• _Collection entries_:
....

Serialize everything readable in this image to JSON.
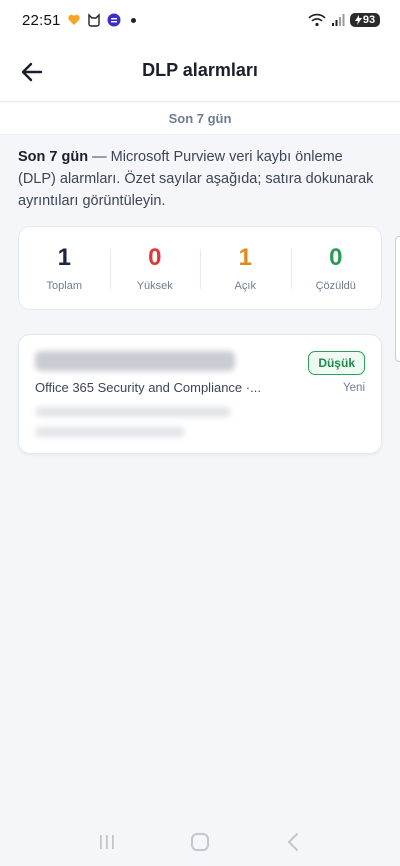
{
  "status_bar": {
    "time": "22:51",
    "battery": "93"
  },
  "app_bar": {
    "title": "DLP alarmları"
  },
  "filter": {
    "label": "Son 7 gün"
  },
  "description": {
    "bold": "Son 7 gün",
    "text": " — Microsoft Purview veri kaybı önleme (DLP) alarmları. Özet sayılar aşağıda; satıra dokunarak ayrıntıları görüntüleyin."
  },
  "summary": {
    "stats": [
      {
        "value": "1",
        "label": "Toplam",
        "color": "#1c2640"
      },
      {
        "value": "0",
        "label": "Yüksek",
        "color": "#d93a3a"
      },
      {
        "value": "1",
        "label": "Açık",
        "color": "#e08a1a"
      },
      {
        "value": "0",
        "label": "Çözüldü",
        "color": "#2a9d55"
      }
    ]
  },
  "alerts": [
    {
      "source": "Office 365  Security and  Compliance ·...",
      "severity": "Düşük",
      "status": "Yeni"
    }
  ],
  "colors": {
    "accent_green": "#2aa35a",
    "background": "#f4f6f9"
  }
}
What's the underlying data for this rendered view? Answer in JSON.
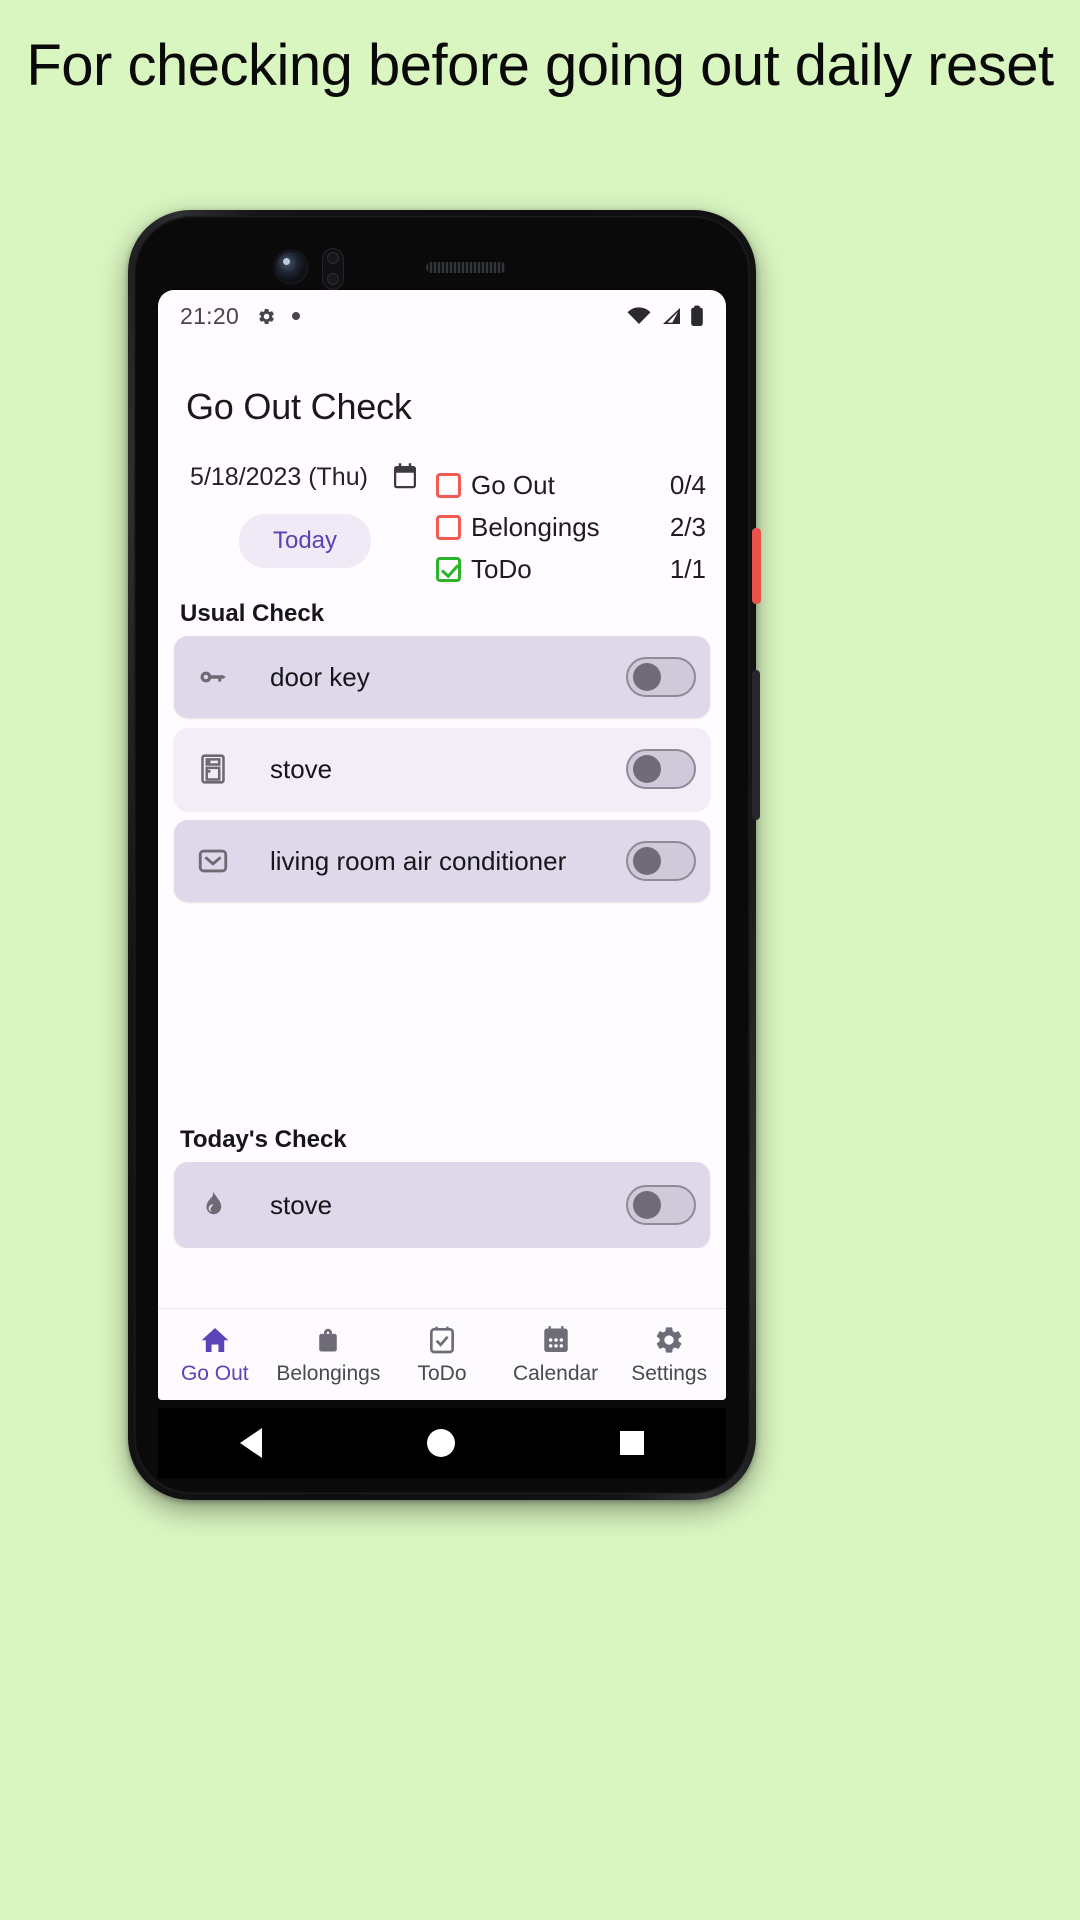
{
  "headline": "For checking before going out daily reset",
  "phone": {
    "status_bar": {
      "time": "21:20",
      "left_icons": [
        "gear-icon",
        "dot-icon"
      ],
      "right_icons": [
        "wifi-icon",
        "signal-icon",
        "battery-icon"
      ]
    },
    "app": {
      "title": "Go Out Check",
      "date": {
        "text": "5/18/2023 (Thu)",
        "calendar_icon": "calendar-icon",
        "today_button": "Today"
      },
      "summary": [
        {
          "label": "Go Out",
          "count": "0/4",
          "checked": false
        },
        {
          "label": "Belongings",
          "count": "2/3",
          "checked": false
        },
        {
          "label": "ToDo",
          "count": "1/1",
          "checked": true
        }
      ],
      "usual_check": {
        "heading": "Usual Check",
        "items": [
          {
            "label": "door key",
            "icon": "key-icon",
            "on": false
          },
          {
            "label": "stove",
            "icon": "stove-icon",
            "on": false
          },
          {
            "label": "living room air conditioner",
            "icon": "air-conditioner-icon",
            "on": false
          }
        ]
      },
      "todays_check": {
        "heading": "Today's Check",
        "items": [
          {
            "label": "stove",
            "icon": "flame-icon",
            "on": false
          }
        ]
      },
      "bottom_nav": [
        {
          "label": "Go Out",
          "icon": "home-icon",
          "active": true
        },
        {
          "label": "Belongings",
          "icon": "bag-icon",
          "active": false
        },
        {
          "label": "ToDo",
          "icon": "task-check-icon",
          "active": false
        },
        {
          "label": "Calendar",
          "icon": "calendar-grid-icon",
          "active": false
        },
        {
          "label": "Settings",
          "icon": "gear-icon",
          "active": false
        }
      ]
    },
    "system_nav": [
      "back-button",
      "home-button",
      "recents-button"
    ]
  },
  "colors": {
    "background": "#d9f5c0",
    "accent": "#5b43b8",
    "unchecked": "#f25a52",
    "checked": "#2ab42a",
    "row": "#ded8ea",
    "row_alt": "#f2edf7"
  }
}
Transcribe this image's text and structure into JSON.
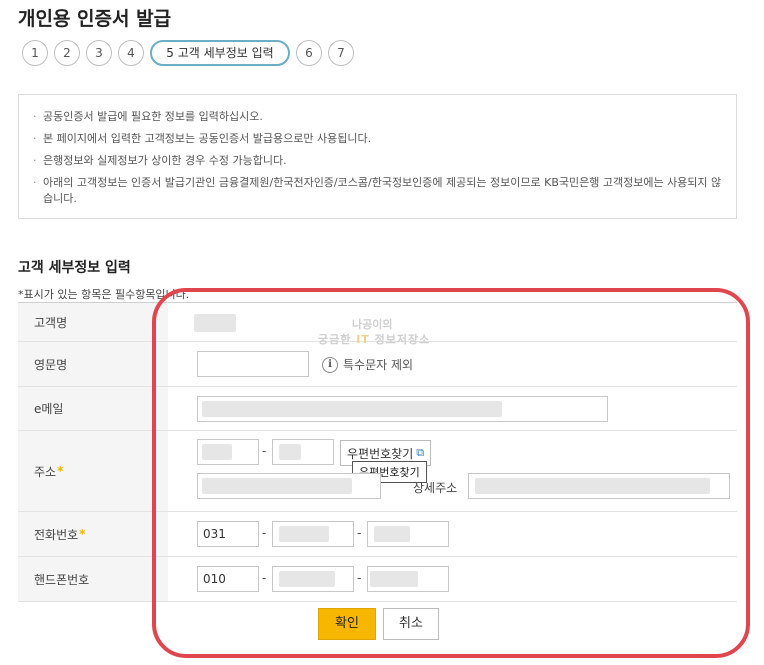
{
  "page": {
    "title": "개인용 인증서 발급"
  },
  "steps": [
    {
      "label": "1"
    },
    {
      "label": "2"
    },
    {
      "label": "3"
    },
    {
      "label": "4"
    },
    {
      "label": "5 고객 세부정보 입력"
    },
    {
      "label": "6"
    },
    {
      "label": "7"
    }
  ],
  "notice": {
    "items": [
      "공동인증서 발급에 필요한 정보를 입력하십시오.",
      "본 페이지에서 입력한 고객정보는 공동인증서 발급용으로만 사용됩니다.",
      "은행정보와 실제정보가 상이한 경우 수정 가능합니다.",
      "아래의 고객정보는 인증서 발급기관인 금융결제원/한국전자인증/코스콤/한국정보인증에 제공되는 정보이므로 KB국민은행 고객정보에는 사용되지 않습니다."
    ]
  },
  "section": {
    "title": "고객 세부정보 입력",
    "required_note": "*표시가 있는 항목은 필수항목입니다."
  },
  "form": {
    "name_label": "고객명",
    "eng_name_label": "영문명",
    "eng_name_hint": "특수문자 제외",
    "email_label": "e메일",
    "address_label": "주소",
    "zip_button": "우편번호찾기",
    "zip_tooltip": "우편번호찾기",
    "detail_address_label": "상세주소",
    "phone_label": "전화번호",
    "phone_prefix": "031",
    "mobile_label": "핸드폰번호",
    "mobile_prefix": "010",
    "required_mark": "*"
  },
  "buttons": {
    "confirm": "확인",
    "cancel": "취소"
  },
  "watermark": {
    "line1": "나공이의",
    "line2_prefix": "궁금한 ",
    "line2_it": "IT",
    "line2_suffix": " 정보저장소"
  },
  "colors": {
    "confirm_bg": "#f7b600",
    "highlight": "#e0464d",
    "step_active": "#6aaec8",
    "required_star": "#f5b400"
  }
}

....

• _AIM OF THE TASK_: List all lines above in which the string "heading" appears.

• _ANSWER TO THIS EXERCISE_:
        "heading": "Usual Check",
        "heading": "Today's Check",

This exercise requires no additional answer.